• _Problem to solve_
Transcribe everything in the data word for word. Pictures are left out.
- - -
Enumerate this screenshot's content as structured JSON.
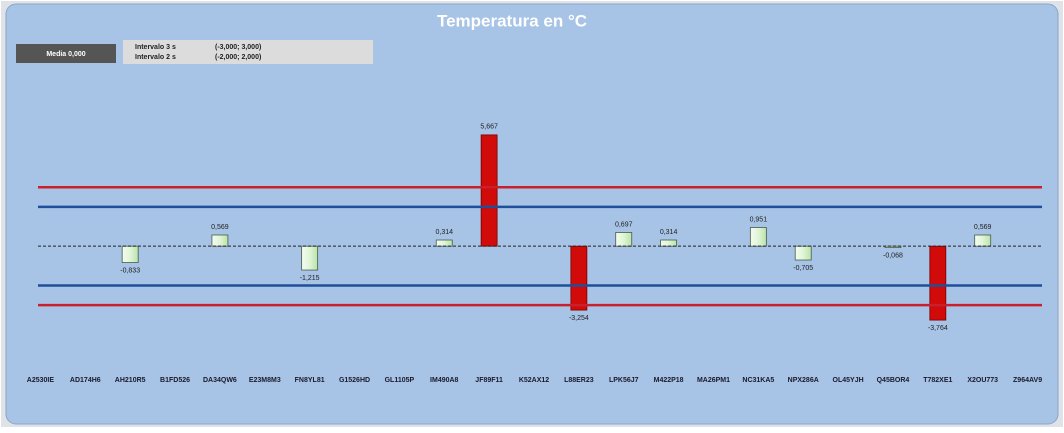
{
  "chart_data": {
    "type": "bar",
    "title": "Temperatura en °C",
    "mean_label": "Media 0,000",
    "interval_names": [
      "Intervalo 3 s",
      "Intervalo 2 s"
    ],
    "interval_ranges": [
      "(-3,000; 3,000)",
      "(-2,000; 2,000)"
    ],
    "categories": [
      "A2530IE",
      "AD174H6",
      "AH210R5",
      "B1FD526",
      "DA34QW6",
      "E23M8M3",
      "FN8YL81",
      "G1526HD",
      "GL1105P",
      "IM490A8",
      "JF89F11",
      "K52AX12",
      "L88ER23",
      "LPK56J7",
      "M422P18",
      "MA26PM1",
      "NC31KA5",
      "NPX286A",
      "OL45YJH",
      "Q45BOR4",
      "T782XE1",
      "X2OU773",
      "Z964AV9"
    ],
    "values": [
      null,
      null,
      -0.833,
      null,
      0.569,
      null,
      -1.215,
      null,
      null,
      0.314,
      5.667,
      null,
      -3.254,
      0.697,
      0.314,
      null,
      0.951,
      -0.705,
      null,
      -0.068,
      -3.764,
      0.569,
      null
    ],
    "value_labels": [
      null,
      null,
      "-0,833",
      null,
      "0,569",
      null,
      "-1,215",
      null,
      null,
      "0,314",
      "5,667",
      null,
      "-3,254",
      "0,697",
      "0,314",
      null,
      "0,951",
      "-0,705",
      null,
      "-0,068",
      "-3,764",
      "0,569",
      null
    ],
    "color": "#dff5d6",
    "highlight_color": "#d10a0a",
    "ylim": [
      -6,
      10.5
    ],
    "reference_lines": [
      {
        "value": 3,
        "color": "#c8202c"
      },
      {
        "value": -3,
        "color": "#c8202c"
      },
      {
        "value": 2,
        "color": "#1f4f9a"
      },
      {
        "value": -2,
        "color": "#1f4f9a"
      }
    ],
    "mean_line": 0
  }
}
- - -
• _Solution below_
Enumerate this screenshot's content as structured JSON.
{
  "chart_data": {
    "type": "bar",
    "title": "Temperatura en °C",
    "mean_label": "Media 0,000",
    "interval_names": [
      "Intervalo 3 s",
      "Intervalo 2 s"
    ],
    "interval_ranges": [
      "(-3,000; 3,000)",
      "(-2,000; 2,000)"
    ],
    "categories": [
      "A2530IE",
      "AD174H6",
      "AH210R5",
      "B1FD526",
      "DA34QW6",
      "E23M8M3",
      "FN8YL81",
      "G1526HD",
      "GL1105P",
      "IM490A8",
      "JF89F11",
      "K52AX12",
      "L88ER23",
      "LPK56J7",
      "M422P18",
      "MA26PM1",
      "NC31KA5",
      "NPX286A",
      "OL45YJH",
      "Q45BOR4",
      "T782XE1",
      "X2OU773",
      "Z964AV9"
    ],
    "values": [
      null,
      null,
      -0.833,
      null,
      0.569,
      null,
      -1.215,
      null,
      null,
      0.314,
      5.667,
      null,
      -3.254,
      0.697,
      0.314,
      null,
      0.951,
      -0.705,
      null,
      -0.068,
      -3.764,
      0.569,
      null
    ],
    "value_labels": [
      null,
      null,
      "-0,833",
      null,
      "0,569",
      null,
      "-1,215",
      null,
      null,
      "0,314",
      "5,667",
      null,
      "-3,254",
      "0,697",
      "0,314",
      null,
      "0,951",
      "-0,705",
      null,
      "-0,068",
      "-3,764",
      "0,569",
      null
    ],
    "color": "#dff5d6",
    "highlight_color": "#d10a0a",
    "ylim": [
      -6,
      10.5
    ],
    "reference_lines": [
      {
        "value": 3,
        "color": "#c8202c"
      },
      {
        "value": -3,
        "color": "#c8202c"
      },
      {
        "value": 2,
        "color": "#1f4f9a"
      },
      {
        "value": -2,
        "color": "#1f4f9a"
      }
    ],
    "mean_line": 0
  }
}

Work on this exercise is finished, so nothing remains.